What is expected:
When you copy the material below, keep every line exact and leave each picture out.

Exercise inputs:

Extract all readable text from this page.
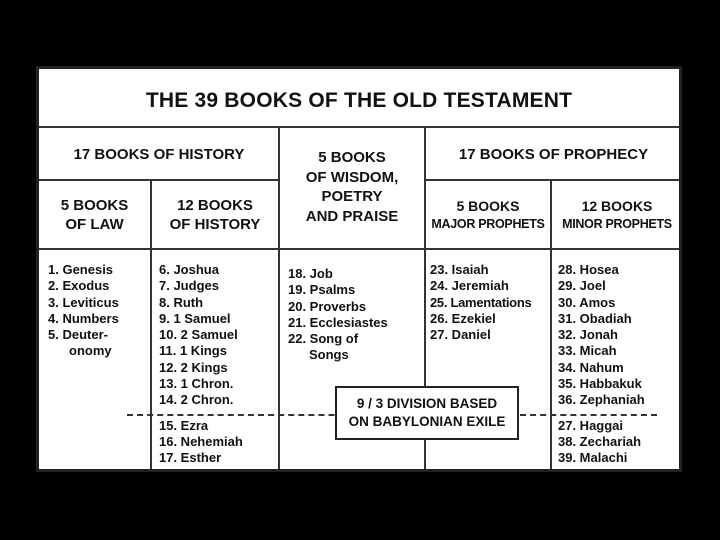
THE 39 BOOKS OF THE OLD TESTAMENT
17 BOOKS OF HISTORY	17 BOOKS OF PROPHECY
5 BOOKS
OF LAW
12 BOOKS
OF HISTORY
5 BOOKS
OF WISDOM,
POETRY
AND PRAISE
5 BOOKS
MAJOR PROPHETS
12 BOOKS
MINOR PROPHETS
1. Genesis
2. Exodus
3. Leviticus
4. Numbers
5. Deuter-
onomy
6. Joshua
7. Judges
8. Ruth
9. 1 Samuel
10. 2 Samuel
11. 1 Kings
12. 2 Kings
13. 1 Chron.
14. 2 Chron.
15. Ezra
16. Nehemiah
17. Esther
18. Job
19. Psalms
20. Proverbs
21. Ecclesiastes
22. Song of
Songs
23. Isaiah
24. Jeremiah
25. Lamentations
26. Ezekiel
27. Daniel
28. Hosea
29. Joel
30. Amos
31. Obadiah
32. Jonah
33. Micah
34. Nahum
35. Habbakuk
36. Zephaniah
27. Haggai
38. Zechariah
39. Malachi
9 / 3 DIVISION BASED
ON BABYLONIAN EXILE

Answer to this problem:
Extract all readable text from this page.
THE 39 BOOKS OF THE OLD TESTAMENT
17 BOOKS OF HISTORY	17 BOOKS OF PROPHECY
5 BOOKS
OF LAW
12 BOOKS
OF HISTORY
5 BOOKS
OF WISDOM,
POETRY
AND PRAISE
5 BOOKS
MAJOR PROPHETS
12 BOOKS
MINOR PROPHETS
1. Genesis
2. Exodus
3. Leviticus
4. Numbers
5. Deuter-
onomy
6. Joshua
7. Judges
8. Ruth
9. 1 Samuel
10. 2 Samuel
11. 1 Kings
12. 2 Kings
13. 1 Chron.
14. 2 Chron.
15. Ezra
16. Nehemiah
17. Esther
18. Job
19. Psalms
20. Proverbs
21. Ecclesiastes
22. Song of
Songs
23. Isaiah
24. Jeremiah
25. Lamentations
26. Ezekiel
27. Daniel
28. Hosea
29. Joel
30. Amos
31. Obadiah
32. Jonah
33. Micah
34. Nahum
35. Habbakuk
36. Zephaniah
27. Haggai
38. Zechariah
39. Malachi
9 / 3 DIVISION BASED
ON BABYLONIAN EXILE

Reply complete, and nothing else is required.